[start]
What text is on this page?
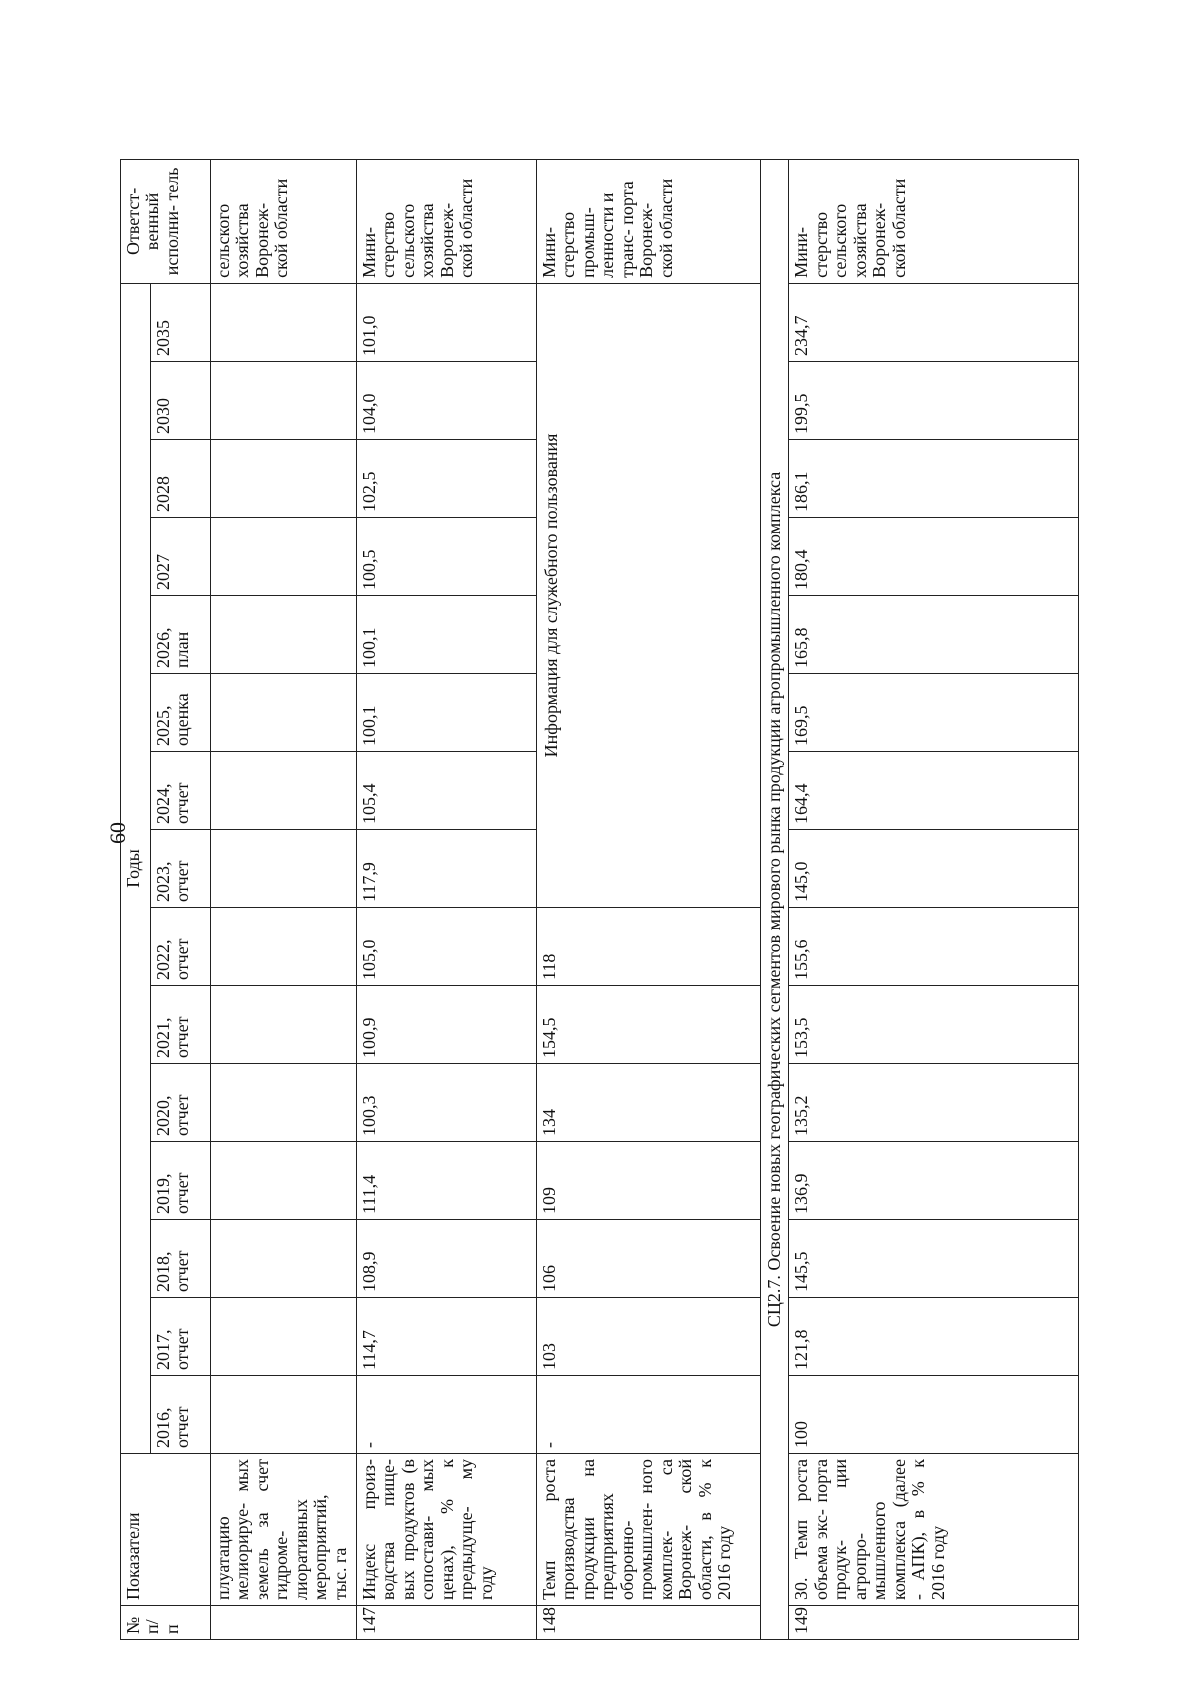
60
№ п/п	Показатели	Годы															Ответст- венный исполни- тель
		2016, отчет	2017, отчет	2018, отчет	2019, отчет	2020, отчет	2021, отчет	2022, отчет	2023, отчет	2024, отчет	2025, оценка	2026, план	2027	2028	2030	2035	
	плуатацию мелиорируе- мых земель за счет гидроме- лиоративных мероприятий, тыс. га																сельского хозяйства Воронеж- ской области
147	Индекс произ- водства пище- вых продуктов (в сопостави- мых ценах), % к предыдуще- му году	-	114,7	108,9	111,4	100,3	100,9	105,0	117,9	105,4	100,1	100,1	100,5	102,5	104,0	101,0	Мини- стерство сельского хозяйства Воронеж- ской области
148	Темп роста производства продукции на предприятиях оборонно- промышлен- ного комплек- са Воронеж- ской области, в % к 2016 году	-	103	106	109	134	154,5	118	Информация для служебного пользования								Мини- стерство промыш- ленности и транс- порта Воронеж- ской области
СЦ2.7. Освоение новых географических сегментов мирового рынка продукции агропромышленного комплекса																	
149	30. Темп роста объема экс- порта продук- ции агропро- мышленного комплекса (далее - АПК), в % к 2016 году	100	121,8	145,5	136,9	135,2	153,5	155,6	145,0	164,4	169,5	165,8	180,4	186,1	199,5	234,7	Мини- стерство сельского хозяйства Воронеж- ской области
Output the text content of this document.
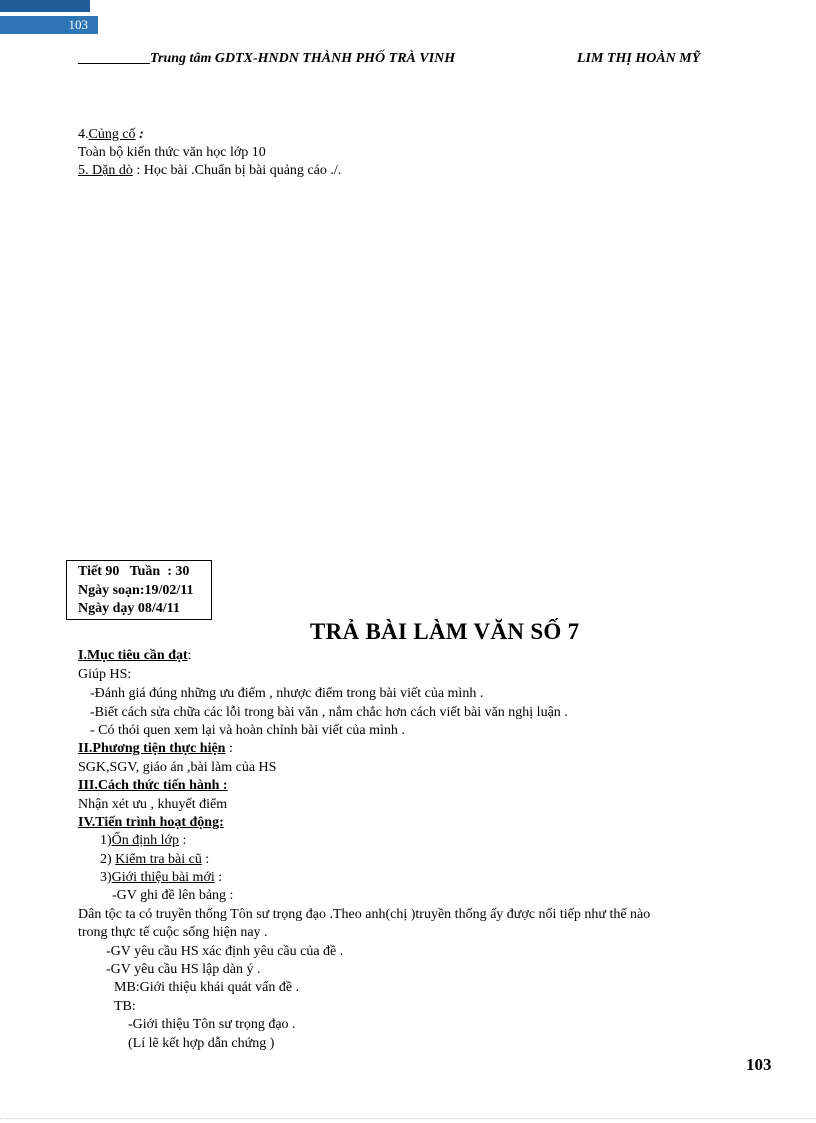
103
Trung tâm GDTX-HNDN THÀNH PHỐ TRÀ VINH	LIM THỊ HOÀN MỸ
4.Củng cố :
Toàn bộ kiến thức văn học lớp 10
5. Dặn dò : Học bài .Chuẩn bị bài quảng cáo ./.
Tiết 90   Tuần  : 30
Ngày soạn:19/02/11
Ngày dạy 08/4/11
TRẢ BÀI LÀM VĂN SỐ 7
I.Mục tiêu cần đạt:
Giúp HS:
-Đánh giá đúng những ưu điểm , nhược điểm trong bài viết của mình .
-Biết cách sửa chữa các lỗi trong bài văn , nắm chắc hơn cách viết bài văn nghị luận .
- Có thói quen xem lại và hoàn chỉnh bài viết của mình .
II.Phương tiện thực hiện :
SGK,SGV, giáo án ,bài làm của HS
III.Cách thức tiến hành :
Nhận xét ưu , khuyết điểm
IV.Tiến trình hoạt động:
1)Ổn định lớp :
2) Kiểm tra bài cũ :
3)Giới thiệu bài mới :
-GV ghi đề lên bảng :
Dân tộc ta có truyền thống Tôn sư trọng đạo .Theo anh(chị )truyền thống ấy được nối tiếp như thế nào
trong thực tế cuộc sống hiện nay .
-GV yêu cầu HS xác định yêu cầu của đề .
-GV yêu cầu HS lập dàn ý .
MB:Giới thiệu khái quát vấn đề .
TB:
-Giới thiệu Tôn sư trọng đạo .
(Lí lẽ kết hợp dẫn chứng )
103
[end]
■ **EXERCISE AIM**
Repeat the data exactly in full, omitting its pictures.

■ **THE OUTPUT**
What text is on this page?
60
№ п/п	Показатели	Годы															Ответст- венный исполни- тель
		2016, отчет	2017, отчет	2018, отчет	2019, отчет	2020, отчет	2021, отчет	2022, отчет	2023, отчет	2024, отчет	2025, оценка	2026, план	2027	2028	2030	2035	
	плуатацию мелиорируе- мых земель за счет гидроме- лиоративных мероприятий, тыс. га																сельского хозяйства Воронеж- ской области
147	Индекс произ- водства пище- вых продуктов (в сопостави- мых ценах), % к предыдуще- му году	-	114,7	108,9	111,4	100,3	100,9	105,0	117,9	105,4	100,1	100,1	100,5	102,5	104,0	101,0	Мини- стерство сельского хозяйства Воронеж- ской области
148	Темп роста производства продукции на предприятиях оборонно- промышлен- ного комплек- са Воронеж- ской области, в % к 2016 году	-	103	106	109	134	154,5	118	Информация для служебного пользования								Мини- стерство промыш- ленности и транс- порта Воронеж- ской области
СЦ2.7. Освоение новых географических сегментов мирового рынка продукции агропромышленного комплекса																	
149	30. Темп роста объема экс- порта продук- ции агропро- мышленного комплекса (далее - АПК), в % к 2016 году	100	121,8	145,5	136,9	135,2	153,5	155,6	145,0	164,4	169,5	165,8	180,4	186,1	199,5	234,7	Мини- стерство сельского хозяйства Воронеж- ской области
Output the text content of this document.
103
Trung tâm GDTX-HNDN THÀNH PHỐ TRÀ VINH	LIM THỊ HOÀN MỸ
4.Củng cố :
Toàn bộ kiến thức văn học lớp 10
5. Dặn dò : Học bài .Chuẩn bị bài quảng cáo ./.
Tiết 90   Tuần  : 30
Ngày soạn:19/02/11
Ngày dạy 08/4/11
TRẢ BÀI LÀM VĂN SỐ 7
I.Mục tiêu cần đạt:
Giúp HS:
-Đánh giá đúng những ưu điểm , nhược điểm trong bài viết của mình .
-Biết cách sửa chữa các lỗi trong bài văn , nắm chắc hơn cách viết bài văn nghị luận .
- Có thói quen xem lại và hoàn chỉnh bài viết của mình .
II.Phương tiện thực hiện :
SGK,SGV, giáo án ,bài làm của HS
III.Cách thức tiến hành :
Nhận xét ưu , khuyết điểm
IV.Tiến trình hoạt động:
1)Ổn định lớp :
2) Kiểm tra bài cũ :
3)Giới thiệu bài mới :
-GV ghi đề lên bảng :
Dân tộc ta có truyền thống Tôn sư trọng đạo .Theo anh(chị )truyền thống ấy được nối tiếp như thế nào
trong thực tế cuộc sống hiện nay .
-GV yêu cầu HS xác định yêu cầu của đề .
-GV yêu cầu HS lập dàn ý .
MB:Giới thiệu khái quát vấn đề .
TB:
-Giới thiệu Tôn sư trọng đạo .
(Lí lẽ kết hợp dẫn chứng )
103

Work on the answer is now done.